To be done: Exactly reproduce all the records, keeping pictures out of the copy.

begin Source records

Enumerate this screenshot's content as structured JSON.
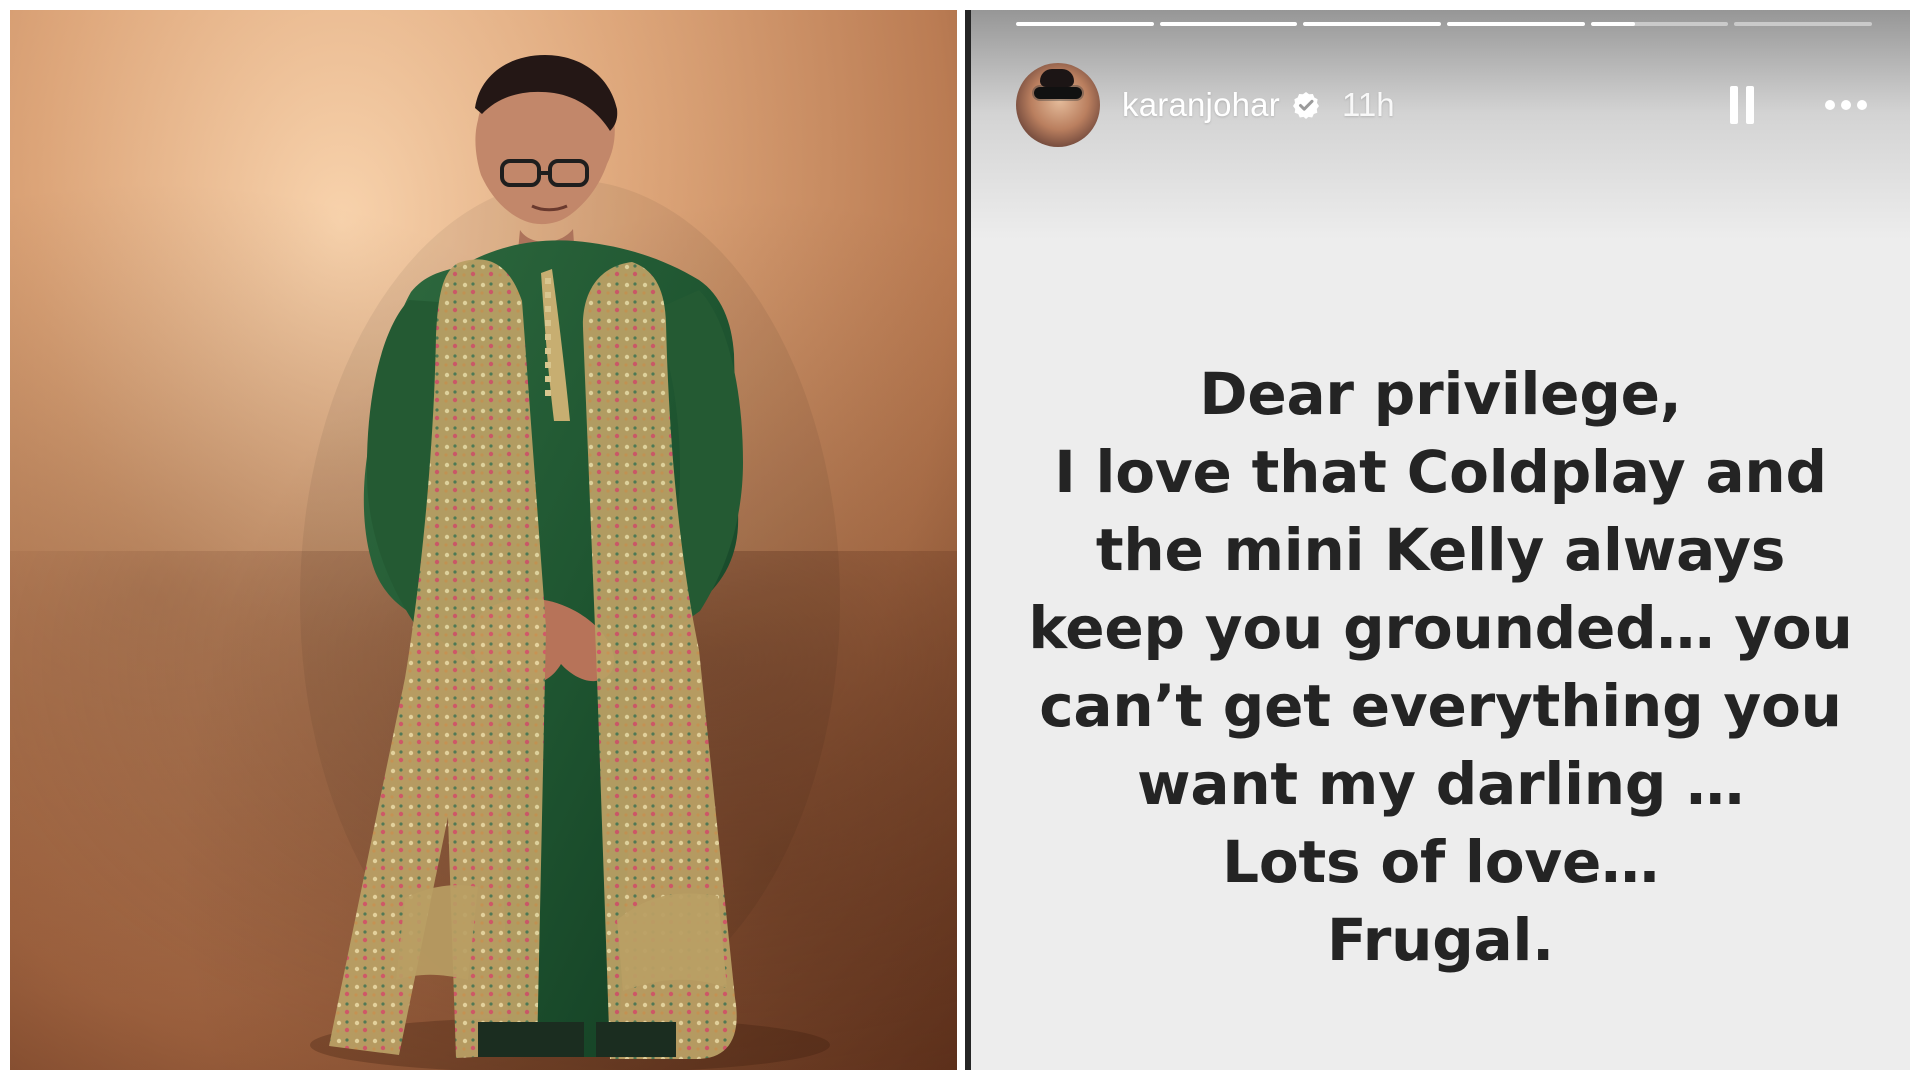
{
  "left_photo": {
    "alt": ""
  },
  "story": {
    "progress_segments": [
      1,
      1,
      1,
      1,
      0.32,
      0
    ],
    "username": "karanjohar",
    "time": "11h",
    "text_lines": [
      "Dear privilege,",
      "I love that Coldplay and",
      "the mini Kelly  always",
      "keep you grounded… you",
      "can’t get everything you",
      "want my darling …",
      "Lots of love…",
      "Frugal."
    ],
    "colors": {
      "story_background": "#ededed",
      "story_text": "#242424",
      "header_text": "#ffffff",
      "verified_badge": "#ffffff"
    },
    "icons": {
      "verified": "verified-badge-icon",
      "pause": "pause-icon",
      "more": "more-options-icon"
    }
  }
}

end Source records

Final result:
Enumerate this screenshot's content as structured JSON.
{
  "left_photo": {
    "alt": ""
  },
  "story": {
    "progress_segments": [
      1,
      1,
      1,
      1,
      0.32,
      0
    ],
    "username": "karanjohar",
    "time": "11h",
    "text_lines": [
      "Dear privilege,",
      "I love that Coldplay and",
      "the mini Kelly  always",
      "keep you grounded… you",
      "can’t get everything you",
      "want my darling …",
      "Lots of love…",
      "Frugal."
    ],
    "colors": {
      "story_background": "#ededed",
      "story_text": "#242424",
      "header_text": "#ffffff",
      "verified_badge": "#ffffff"
    },
    "icons": {
      "verified": "verified-badge-icon",
      "pause": "pause-icon",
      "more": "more-options-icon"
    }
  }
}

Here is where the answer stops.